* **WORK TO BE COMPLETED**
Lines containing "title" are to be counted. Give the number and nothing more.

* **EXTRACTED RECORDS**

++++++++

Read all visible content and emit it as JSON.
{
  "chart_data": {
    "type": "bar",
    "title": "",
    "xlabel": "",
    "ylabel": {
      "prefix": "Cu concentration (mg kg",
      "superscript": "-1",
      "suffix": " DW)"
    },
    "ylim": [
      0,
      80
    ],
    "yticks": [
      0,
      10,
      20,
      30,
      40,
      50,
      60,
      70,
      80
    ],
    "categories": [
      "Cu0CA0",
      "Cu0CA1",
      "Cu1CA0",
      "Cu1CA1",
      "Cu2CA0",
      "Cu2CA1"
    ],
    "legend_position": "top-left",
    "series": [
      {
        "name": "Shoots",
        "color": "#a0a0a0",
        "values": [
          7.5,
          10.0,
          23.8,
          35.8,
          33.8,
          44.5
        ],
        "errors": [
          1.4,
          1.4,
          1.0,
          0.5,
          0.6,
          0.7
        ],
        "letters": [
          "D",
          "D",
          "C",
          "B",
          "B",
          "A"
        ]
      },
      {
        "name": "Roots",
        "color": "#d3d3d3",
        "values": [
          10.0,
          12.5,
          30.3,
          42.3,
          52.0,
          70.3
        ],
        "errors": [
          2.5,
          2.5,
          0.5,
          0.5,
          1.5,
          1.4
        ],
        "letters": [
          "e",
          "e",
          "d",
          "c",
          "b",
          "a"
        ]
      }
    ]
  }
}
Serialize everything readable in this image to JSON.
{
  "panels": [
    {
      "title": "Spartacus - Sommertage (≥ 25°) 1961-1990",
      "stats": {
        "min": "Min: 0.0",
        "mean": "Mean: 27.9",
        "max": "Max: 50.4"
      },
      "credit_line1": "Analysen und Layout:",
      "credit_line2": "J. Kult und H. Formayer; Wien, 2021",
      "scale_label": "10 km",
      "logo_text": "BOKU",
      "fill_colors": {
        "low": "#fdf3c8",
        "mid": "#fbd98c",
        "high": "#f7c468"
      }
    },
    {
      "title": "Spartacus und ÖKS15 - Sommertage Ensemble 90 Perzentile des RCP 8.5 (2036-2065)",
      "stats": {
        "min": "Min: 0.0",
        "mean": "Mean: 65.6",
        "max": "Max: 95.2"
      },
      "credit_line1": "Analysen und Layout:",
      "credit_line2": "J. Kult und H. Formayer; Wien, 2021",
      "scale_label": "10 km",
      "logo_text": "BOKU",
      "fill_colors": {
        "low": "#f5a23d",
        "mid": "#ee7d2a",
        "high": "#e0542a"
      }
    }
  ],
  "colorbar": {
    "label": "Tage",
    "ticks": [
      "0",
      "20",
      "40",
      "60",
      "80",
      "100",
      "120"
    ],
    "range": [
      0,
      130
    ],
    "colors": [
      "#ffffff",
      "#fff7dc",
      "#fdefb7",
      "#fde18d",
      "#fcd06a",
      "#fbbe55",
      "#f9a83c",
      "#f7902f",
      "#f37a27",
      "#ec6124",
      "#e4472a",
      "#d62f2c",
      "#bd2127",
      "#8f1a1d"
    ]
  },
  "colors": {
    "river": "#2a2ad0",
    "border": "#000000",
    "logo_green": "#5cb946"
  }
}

++++++++

* **CORRECT RESPONSE**
3